Data records:
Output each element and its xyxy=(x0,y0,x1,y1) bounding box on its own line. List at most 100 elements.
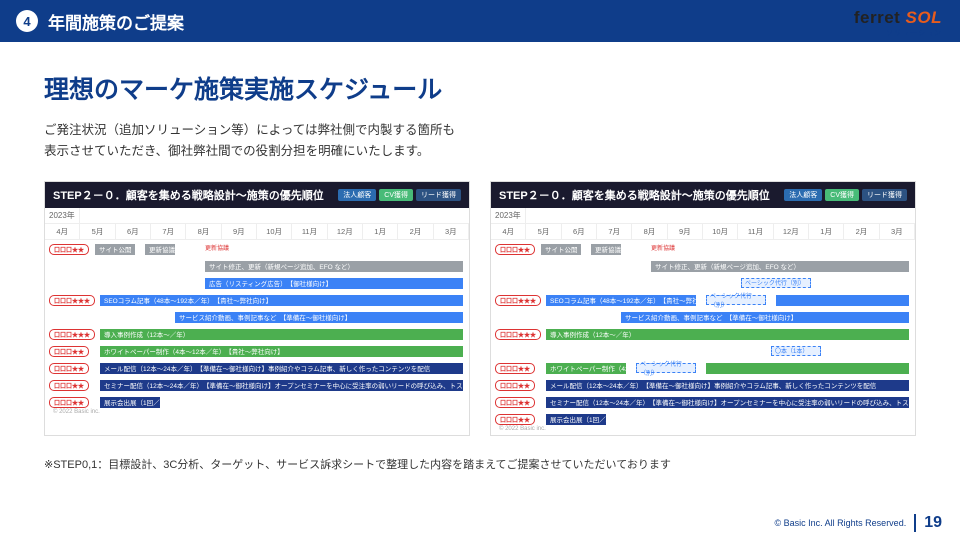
legend-tag-3: リード獲得 xyxy=(416,189,461,201)
gantt-bar: 広告（リスティング広告） 【御社様向け】 xyxy=(205,278,463,289)
month-cell: 3月 xyxy=(434,224,469,239)
gantt-area: 口口口★★サイト公開更新協議更新協議 サイト修正、更新（新規ページ追加、EFO … xyxy=(45,240,469,418)
task-pill: 口口口★★ xyxy=(495,414,535,425)
task-pill: 口口口★★ xyxy=(49,244,89,255)
month-cell: 4月 xyxy=(45,224,80,239)
gantt-bar: サイト公開 xyxy=(95,244,135,255)
month-cell: 11月 xyxy=(738,224,773,239)
gantt-box: ベーシック代行（別） xyxy=(706,295,766,305)
year-row: 2023年 xyxy=(45,208,469,224)
task-pill: 口口口★★ xyxy=(49,380,89,391)
inner-copyright: © 2022 Basic inc. xyxy=(499,426,546,432)
chart-step-label: STEP２－０．顧客を集める戦略設計～施策の優先順位 xyxy=(499,187,770,203)
gantt-bar: 導入事例作成（12本～／年） xyxy=(100,329,463,340)
month-cell: 11月 xyxy=(292,224,327,239)
logo-subtitle: ソリューション xyxy=(854,28,942,38)
month-cell: 7月 xyxy=(151,224,186,239)
chart-legend: 法人顧客 CV獲得 リード獲得 xyxy=(784,189,907,201)
month-cell: 5月 xyxy=(526,224,561,239)
gantt-bar: ホワイトペーパー制作（4本～12本／年） 【貴社～弊社向け】 xyxy=(546,363,626,374)
month-cell: 2月 xyxy=(398,224,433,239)
footer-copyright: © Basic Inc. All Rights Reserved. xyxy=(775,518,907,528)
month-row: 4月 5月 6月 7月 8月 9月 10月 11月 12月 1月 2月 3月 xyxy=(45,224,469,240)
section-number: 4 xyxy=(16,10,38,32)
gantt-bar: ホワイトペーパー制作（4本～12本／年） 【貴社～弊社向け】 xyxy=(100,346,463,357)
month-cell: 6月 xyxy=(562,224,597,239)
section-title: 年間施策のご提案 xyxy=(48,9,184,34)
month-cell: 2月 xyxy=(844,224,879,239)
gantt-bar: 更新協議 xyxy=(591,244,621,255)
description: ご発注状況（追加ソリューション等）によっては弊社側で内製する箇所も 表示させてい… xyxy=(44,120,916,163)
task-pill: 口口口★★★ xyxy=(495,295,541,306)
gantt-bar: 展示会出展（1回／年） xyxy=(100,397,160,408)
legend-tag-1: 法人顧客 xyxy=(784,189,822,201)
month-cell: 6月 xyxy=(116,224,151,239)
month-cell: 3月 xyxy=(880,224,915,239)
logo-text-2: SOL xyxy=(900,8,942,27)
annotation: 更新協議 xyxy=(205,243,229,252)
gantt-bar xyxy=(776,295,909,306)
logo-text-1: ferret xyxy=(854,8,900,27)
month-row: 4月 5月 6月 7月 8月 9月 10月 11月 12月 1月 2月 3月 xyxy=(491,224,915,240)
month-cell: 9月 xyxy=(668,224,703,239)
schedule-charts: STEP２－０．顧客を集める戦略設計～施策の優先順位 法人顧客 CV獲得 リード… xyxy=(44,181,916,436)
gantt-bar: メール配信（12本～24本／年） 【準備在～御社様向け】事例紹介やコラム記事、新… xyxy=(100,363,463,374)
schedule-chart-right: STEP２－０．顧客を集める戦略設計～施策の優先順位 法人顧客 CV獲得 リード… xyxy=(490,181,916,436)
task-pill: 口口口★★ xyxy=(49,397,89,408)
task-pill: 口口口★★ xyxy=(495,380,535,391)
task-pill: 口口口★★ xyxy=(495,397,535,408)
month-cell: 7月 xyxy=(597,224,632,239)
task-pill: 口口口★★★ xyxy=(49,329,95,340)
gantt-bar: サービス紹介動画、事例記事など 【準備在～御社様向け】 xyxy=(175,312,463,323)
gantt-bar: サービス紹介動画、事例記事など 【準備在～御社様向け】 xyxy=(621,312,909,323)
gantt-bar: SEOコラム記事（48本～192本／年） 【貴社～弊社向け】 xyxy=(546,295,696,306)
month-cell: 10月 xyxy=(257,224,292,239)
main-title: 理想のマーケ施策実施スケジュール xyxy=(44,70,916,106)
slide-header: 4 年間施策のご提案 xyxy=(0,0,960,42)
gantt-bar: サイト修正、更新（新規ページ追加、EFO など） xyxy=(651,261,909,272)
gantt-bar: サイト公開 xyxy=(541,244,581,255)
gantt-bar: 展示会出展（1回／年） xyxy=(546,414,606,425)
month-cell: 9月 xyxy=(222,224,257,239)
gantt-box: ベーシック代行（別） xyxy=(636,363,696,373)
year-label: 2023年 xyxy=(45,208,80,223)
schedule-chart-left: STEP２－０．顧客を集める戦略設計～施策の優先順位 法人顧客 CV獲得 リード… xyxy=(44,181,470,436)
year-row: 2023年 xyxy=(491,208,915,224)
legend-tag-1: 法人顧客 xyxy=(338,189,376,201)
gantt-box: 〇本（1本） xyxy=(771,346,821,356)
legend-tag-3: リード獲得 xyxy=(862,189,907,201)
page-number: 19 xyxy=(914,514,942,532)
gantt-bar: メール配信（12本～24本／年） 【準備在～御社様向け】事例紹介やコラム記事、新… xyxy=(546,380,909,391)
description-line-1: ご発注状況（追加ソリューション等）によっては弊社側で内製する箇所も xyxy=(44,120,916,141)
month-cell: 12月 xyxy=(774,224,809,239)
gantt-bar: セミナー配信（12本～24本／年） 【準備在～御社様向け】オープンセミナーを中心… xyxy=(546,397,909,408)
gantt-box: ベーシック代行（別） xyxy=(741,278,811,288)
month-cell: 12月 xyxy=(328,224,363,239)
task-pill: 口口口★★ xyxy=(49,346,89,357)
legend-tag-2: CV獲得 xyxy=(825,189,859,201)
month-cell: 1月 xyxy=(363,224,398,239)
task-pill: 口口口★★★ xyxy=(49,295,95,306)
chart-legend: 法人顧客 CV獲得 リード獲得 xyxy=(338,189,461,201)
month-cell: 4月 xyxy=(491,224,526,239)
task-pill: 口口口★★ xyxy=(495,244,535,255)
task-pill: 口口口★★ xyxy=(49,363,89,374)
task-pill: 口口口★★★ xyxy=(495,329,541,340)
gantt-area: 口口口★★サイト公開更新協議更新協議 サイト修正、更新（新規ページ追加、EFO … xyxy=(491,240,915,435)
month-cell: 8月 xyxy=(186,224,221,239)
gantt-bar: サイト修正、更新（新規ページ追加、EFO など） xyxy=(205,261,463,272)
gantt-bar: 更新協議 xyxy=(145,244,175,255)
month-cell: 8月 xyxy=(632,224,667,239)
gantt-bar: セミナー配信（12本～24本／年） 【準備在～御社様向け】オープンセミナーを中心… xyxy=(100,380,463,391)
slide-content: 理想のマーケ施策実施スケジュール ご発注状況（追加ソリューション等）によっては弊… xyxy=(0,42,960,472)
gantt-bar: 導入事例作成（12本～／年） xyxy=(546,329,909,340)
task-pill: 口口口★★ xyxy=(495,363,535,374)
chart-step-label: STEP２－０．顧客を集める戦略設計～施策の優先順位 xyxy=(53,187,324,203)
annotation: 更新協議 xyxy=(651,243,675,252)
brand-logo: ferret SOL ソリューション xyxy=(854,8,942,38)
slide-footer: © Basic Inc. All Rights Reserved. 19 xyxy=(775,514,942,532)
legend-tag-2: CV獲得 xyxy=(379,189,413,201)
month-cell: 1月 xyxy=(809,224,844,239)
chart-header: STEP２－０．顧客を集める戦略設計～施策の優先順位 法人顧客 CV獲得 リード… xyxy=(491,182,915,208)
footnote: ※STEP0,1：目標設計、3C分析、ターゲット、サービス訴求シートで整理した内… xyxy=(44,456,916,472)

What is asked: Copy out the records verbatim, from the line containing "legend-tag-3: リード獲得 xyxy=(416,189,461,201)" through the line containing "2月 3月 xyxy=(45,224,469,240)", both included.

Result of the exercise:
legend-tag-3: リード獲得 xyxy=(416,189,461,201)
gantt-bar: 広告（リスティング広告） 【御社様向け】 xyxy=(205,278,463,289)
month-cell: 3月 xyxy=(434,224,469,239)
gantt-area: 口口口★★サイト公開更新協議更新協議 サイト修正、更新（新規ページ追加、EFO … xyxy=(45,240,469,418)
task-pill: 口口口★★ xyxy=(495,414,535,425)
task-pill: 口口口★★ xyxy=(49,244,89,255)
month-cell: 4月 xyxy=(45,224,80,239)
gantt-bar: サイト公開 xyxy=(95,244,135,255)
month-cell: 11月 xyxy=(738,224,773,239)
gantt-box: ベーシック代行（別） xyxy=(706,295,766,305)
year-row: 2023年 xyxy=(45,208,469,224)
task-pill: 口口口★★ xyxy=(49,380,89,391)
inner-copyright: © 2022 Basic inc. xyxy=(499,426,546,432)
chart-step-label: STEP２－０．顧客を集める戦略設計～施策の優先順位 xyxy=(499,187,770,203)
gantt-bar: 導入事例作成（12本～／年） xyxy=(100,329,463,340)
month-cell: 11月 xyxy=(292,224,327,239)
logo-subtitle: ソリューション xyxy=(854,28,942,38)
month-cell: 7月 xyxy=(151,224,186,239)
chart-legend: 法人顧客 CV獲得 リード獲得 xyxy=(784,189,907,201)
month-cell: 5月 xyxy=(526,224,561,239)
gantt-bar: ホワイトペーパー制作（4本～12本／年） 【貴社～弊社向け】 xyxy=(546,363,626,374)
month-cell: 2月 xyxy=(398,224,433,239)
footer-copyright: © Basic Inc. All Rights Reserved. xyxy=(775,518,907,528)
month-row: 4月 5月 6月 7月 8月 9月 10月 11月 12月 1月 2月 3月 xyxy=(45,224,469,240)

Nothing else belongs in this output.